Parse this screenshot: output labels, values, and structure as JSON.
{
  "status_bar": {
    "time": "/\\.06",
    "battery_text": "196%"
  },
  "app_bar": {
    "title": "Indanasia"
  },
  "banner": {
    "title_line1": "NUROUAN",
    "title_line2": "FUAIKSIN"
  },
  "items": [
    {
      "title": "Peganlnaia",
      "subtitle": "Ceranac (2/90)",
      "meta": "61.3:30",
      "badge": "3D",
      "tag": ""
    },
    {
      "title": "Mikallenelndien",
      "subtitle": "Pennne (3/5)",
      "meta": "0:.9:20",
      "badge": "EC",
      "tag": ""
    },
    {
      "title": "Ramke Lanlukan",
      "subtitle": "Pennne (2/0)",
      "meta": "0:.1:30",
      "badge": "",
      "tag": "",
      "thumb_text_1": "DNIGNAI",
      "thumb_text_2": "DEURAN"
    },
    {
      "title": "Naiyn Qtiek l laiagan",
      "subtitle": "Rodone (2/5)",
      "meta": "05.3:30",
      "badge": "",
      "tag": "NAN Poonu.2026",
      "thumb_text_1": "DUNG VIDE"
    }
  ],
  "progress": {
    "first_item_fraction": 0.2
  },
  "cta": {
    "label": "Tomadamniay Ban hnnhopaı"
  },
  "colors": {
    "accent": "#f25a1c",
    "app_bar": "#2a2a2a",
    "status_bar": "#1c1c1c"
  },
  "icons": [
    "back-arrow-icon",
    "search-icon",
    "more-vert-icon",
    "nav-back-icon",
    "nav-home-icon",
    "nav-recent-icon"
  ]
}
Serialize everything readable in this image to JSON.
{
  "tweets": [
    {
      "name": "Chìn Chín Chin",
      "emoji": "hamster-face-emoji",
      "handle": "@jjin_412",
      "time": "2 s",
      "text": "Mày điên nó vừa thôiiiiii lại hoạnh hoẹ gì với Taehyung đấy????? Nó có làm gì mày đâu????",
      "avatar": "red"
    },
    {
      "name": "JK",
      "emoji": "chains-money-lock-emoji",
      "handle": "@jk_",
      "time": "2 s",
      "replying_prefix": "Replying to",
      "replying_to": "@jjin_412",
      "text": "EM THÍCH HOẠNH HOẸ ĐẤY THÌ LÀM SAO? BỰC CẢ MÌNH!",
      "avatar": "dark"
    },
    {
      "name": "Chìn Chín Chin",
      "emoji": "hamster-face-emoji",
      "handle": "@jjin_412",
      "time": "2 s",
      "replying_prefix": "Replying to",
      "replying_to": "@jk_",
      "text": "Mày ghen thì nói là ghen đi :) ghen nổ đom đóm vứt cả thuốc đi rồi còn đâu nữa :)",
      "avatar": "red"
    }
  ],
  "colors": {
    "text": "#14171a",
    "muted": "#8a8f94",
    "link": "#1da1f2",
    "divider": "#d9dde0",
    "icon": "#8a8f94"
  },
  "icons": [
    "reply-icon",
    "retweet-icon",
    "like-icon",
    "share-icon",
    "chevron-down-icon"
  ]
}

DESCRIPTION OF THE TASK: Type the whole listing again, unaltered.

THE REPLY:
Parse this screenshot: output labels, values, and structure as JSON.
{
  "status_bar": {
    "time": "/\\.06",
    "battery_text": "196%"
  },
  "app_bar": {
    "title": "Indanasia"
  },
  "banner": {
    "title_line1": "NUROUAN",
    "title_line2": "FUAIKSIN"
  },
  "items": [
    {
      "title": "Peganlnaia",
      "subtitle": "Ceranac (2/90)",
      "meta": "61.3:30",
      "badge": "3D",
      "tag": ""
    },
    {
      "title": "Mikallenelndien",
      "subtitle": "Pennne (3/5)",
      "meta": "0:.9:20",
      "badge": "EC",
      "tag": ""
    },
    {
      "title": "Ramke Lanlukan",
      "subtitle": "Pennne (2/0)",
      "meta": "0:.1:30",
      "badge": "",
      "tag": "",
      "thumb_text_1": "DNIGNAI",
      "thumb_text_2": "DEURAN"
    },
    {
      "title": "Naiyn Qtiek l laiagan",
      "subtitle": "Rodone (2/5)",
      "meta": "05.3:30",
      "badge": "",
      "tag": "NAN Poonu.2026",
      "thumb_text_1": "DUNG VIDE"
    }
  ],
  "progress": {
    "first_item_fraction": 0.2
  },
  "cta": {
    "label": "Tomadamniay Ban hnnhopaı"
  },
  "colors": {
    "accent": "#f25a1c",
    "app_bar": "#2a2a2a",
    "status_bar": "#1c1c1c"
  },
  "icons": [
    "back-arrow-icon",
    "search-icon",
    "more-vert-icon",
    "nav-back-icon",
    "nav-home-icon",
    "nav-recent-icon"
  ]
}
Serialize everything readable in this image to JSON.
{
  "tweets": [
    {
      "name": "Chìn Chín Chin",
      "emoji": "hamster-face-emoji",
      "handle": "@jjin_412",
      "time": "2 s",
      "text": "Mày điên nó vừa thôiiiiii lại hoạnh hoẹ gì với Taehyung đấy????? Nó có làm gì mày đâu????",
      "avatar": "red"
    },
    {
      "name": "JK",
      "emoji": "chains-money-lock-emoji",
      "handle": "@jk_",
      "time": "2 s",
      "replying_prefix": "Replying to",
      "replying_to": "@jjin_412",
      "text": "EM THÍCH HOẠNH HOẸ ĐẤY THÌ LÀM SAO? BỰC CẢ MÌNH!",
      "avatar": "dark"
    },
    {
      "name": "Chìn Chín Chin",
      "emoji": "hamster-face-emoji",
      "handle": "@jjin_412",
      "time": "2 s",
      "replying_prefix": "Replying to",
      "replying_to": "@jk_",
      "text": "Mày ghen thì nói là ghen đi :) ghen nổ đom đóm vứt cả thuốc đi rồi còn đâu nữa :)",
      "avatar": "red"
    }
  ],
  "colors": {
    "text": "#14171a",
    "muted": "#8a8f94",
    "link": "#1da1f2",
    "divider": "#d9dde0",
    "icon": "#8a8f94"
  },
  "icons": [
    "reply-icon",
    "retweet-icon",
    "like-icon",
    "share-icon",
    "chevron-down-icon"
  ]
}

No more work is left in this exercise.